**The exercise:** Restate the whole listing exactly.

**Material supplied:**
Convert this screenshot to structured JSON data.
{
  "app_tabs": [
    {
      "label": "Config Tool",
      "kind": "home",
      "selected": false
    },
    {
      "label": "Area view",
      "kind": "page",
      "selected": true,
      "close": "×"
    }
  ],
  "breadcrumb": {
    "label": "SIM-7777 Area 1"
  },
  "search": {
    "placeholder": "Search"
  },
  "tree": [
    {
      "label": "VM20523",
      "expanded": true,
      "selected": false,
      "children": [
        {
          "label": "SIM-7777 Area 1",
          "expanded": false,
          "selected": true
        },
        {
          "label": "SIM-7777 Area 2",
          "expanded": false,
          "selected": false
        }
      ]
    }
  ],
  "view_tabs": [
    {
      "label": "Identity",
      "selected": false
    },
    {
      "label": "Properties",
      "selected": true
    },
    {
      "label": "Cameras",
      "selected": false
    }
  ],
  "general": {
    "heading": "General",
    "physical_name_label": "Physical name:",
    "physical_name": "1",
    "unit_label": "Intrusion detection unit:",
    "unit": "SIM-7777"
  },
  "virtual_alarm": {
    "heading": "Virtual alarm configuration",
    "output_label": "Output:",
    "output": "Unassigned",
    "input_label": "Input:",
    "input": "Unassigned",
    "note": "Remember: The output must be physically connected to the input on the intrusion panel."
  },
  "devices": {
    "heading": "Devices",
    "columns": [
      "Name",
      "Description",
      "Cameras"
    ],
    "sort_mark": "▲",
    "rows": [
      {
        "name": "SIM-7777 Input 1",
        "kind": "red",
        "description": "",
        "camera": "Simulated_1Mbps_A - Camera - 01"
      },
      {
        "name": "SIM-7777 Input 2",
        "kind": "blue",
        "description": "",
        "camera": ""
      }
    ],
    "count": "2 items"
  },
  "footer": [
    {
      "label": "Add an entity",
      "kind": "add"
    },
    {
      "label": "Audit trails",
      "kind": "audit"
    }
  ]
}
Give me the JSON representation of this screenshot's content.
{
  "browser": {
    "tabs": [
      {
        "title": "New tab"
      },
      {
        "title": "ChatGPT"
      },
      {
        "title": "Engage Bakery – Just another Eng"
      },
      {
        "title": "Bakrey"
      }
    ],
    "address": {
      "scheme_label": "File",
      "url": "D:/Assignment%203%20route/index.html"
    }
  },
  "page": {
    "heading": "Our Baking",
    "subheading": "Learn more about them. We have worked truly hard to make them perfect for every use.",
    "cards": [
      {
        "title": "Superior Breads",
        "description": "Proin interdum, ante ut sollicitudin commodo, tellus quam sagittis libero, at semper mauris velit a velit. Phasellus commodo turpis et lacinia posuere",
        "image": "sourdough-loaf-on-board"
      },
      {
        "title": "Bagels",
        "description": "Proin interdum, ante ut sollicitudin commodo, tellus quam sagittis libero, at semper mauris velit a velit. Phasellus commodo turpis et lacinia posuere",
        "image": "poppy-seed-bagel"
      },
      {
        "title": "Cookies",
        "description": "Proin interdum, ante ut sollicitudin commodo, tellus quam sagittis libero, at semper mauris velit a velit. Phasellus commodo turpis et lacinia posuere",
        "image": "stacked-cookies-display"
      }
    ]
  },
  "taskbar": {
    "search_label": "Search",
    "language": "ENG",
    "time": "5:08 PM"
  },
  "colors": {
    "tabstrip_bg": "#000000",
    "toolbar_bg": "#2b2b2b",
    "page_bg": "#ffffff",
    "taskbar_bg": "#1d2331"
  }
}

**Complete answer:**
Convert this screenshot to structured JSON data.
{
  "app_tabs": [
    {
      "label": "Config Tool",
      "kind": "home",
      "selected": false
    },
    {
      "label": "Area view",
      "kind": "page",
      "selected": true,
      "close": "×"
    }
  ],
  "breadcrumb": {
    "label": "SIM-7777 Area 1"
  },
  "search": {
    "placeholder": "Search"
  },
  "tree": [
    {
      "label": "VM20523",
      "expanded": true,
      "selected": false,
      "children": [
        {
          "label": "SIM-7777 Area 1",
          "expanded": false,
          "selected": true
        },
        {
          "label": "SIM-7777 Area 2",
          "expanded": false,
          "selected": false
        }
      ]
    }
  ],
  "view_tabs": [
    {
      "label": "Identity",
      "selected": false
    },
    {
      "label": "Properties",
      "selected": true
    },
    {
      "label": "Cameras",
      "selected": false
    }
  ],
  "general": {
    "heading": "General",
    "physical_name_label": "Physical name:",
    "physical_name": "1",
    "unit_label": "Intrusion detection unit:",
    "unit": "SIM-7777"
  },
  "virtual_alarm": {
    "heading": "Virtual alarm configuration",
    "output_label": "Output:",
    "output": "Unassigned",
    "input_label": "Input:",
    "input": "Unassigned",
    "note": "Remember: The output must be physically connected to the input on the intrusion panel."
  },
  "devices": {
    "heading": "Devices",
    "columns": [
      "Name",
      "Description",
      "Cameras"
    ],
    "sort_mark": "▲",
    "rows": [
      {
        "name": "SIM-7777 Input 1",
        "kind": "red",
        "description": "",
        "camera": "Simulated_1Mbps_A - Camera - 01"
      },
      {
        "name": "SIM-7777 Input 2",
        "kind": "blue",
        "description": "",
        "camera": ""
      }
    ],
    "count": "2 items"
  },
  "footer": [
    {
      "label": "Add an entity",
      "kind": "add"
    },
    {
      "label": "Audit trails",
      "kind": "audit"
    }
  ]
}
Give me the JSON representation of this screenshot's content.
{
  "browser": {
    "tabs": [
      {
        "title": "New tab"
      },
      {
        "title": "ChatGPT"
      },
      {
        "title": "Engage Bakery – Just another Eng"
      },
      {
        "title": "Bakrey"
      }
    ],
    "address": {
      "scheme_label": "File",
      "url": "D:/Assignment%203%20route/index.html"
    }
  },
  "page": {
    "heading": "Our Baking",
    "subheading": "Learn more about them. We have worked truly hard to make them perfect for every use.",
    "cards": [
      {
        "title": "Superior Breads",
        "description": "Proin interdum, ante ut sollicitudin commodo, tellus quam sagittis libero, at semper mauris velit a velit. Phasellus commodo turpis et lacinia posuere",
        "image": "sourdough-loaf-on-board"
      },
      {
        "title": "Bagels",
        "description": "Proin interdum, ante ut sollicitudin commodo, tellus quam sagittis libero, at semper mauris velit a velit. Phasellus commodo turpis et lacinia posuere",
        "image": "poppy-seed-bagel"
      },
      {
        "title": "Cookies",
        "description": "Proin interdum, ante ut sollicitudin commodo, tellus quam sagittis libero, at semper mauris velit a velit. Phasellus commodo turpis et lacinia posuere",
        "image": "stacked-cookies-display"
      }
    ]
  },
  "taskbar": {
    "search_label": "Search",
    "language": "ENG",
    "time": "5:08 PM"
  },
  "colors": {
    "tabstrip_bg": "#000000",
    "toolbar_bg": "#2b2b2b",
    "page_bg": "#ffffff",
    "taskbar_bg": "#1d2331"
  }
}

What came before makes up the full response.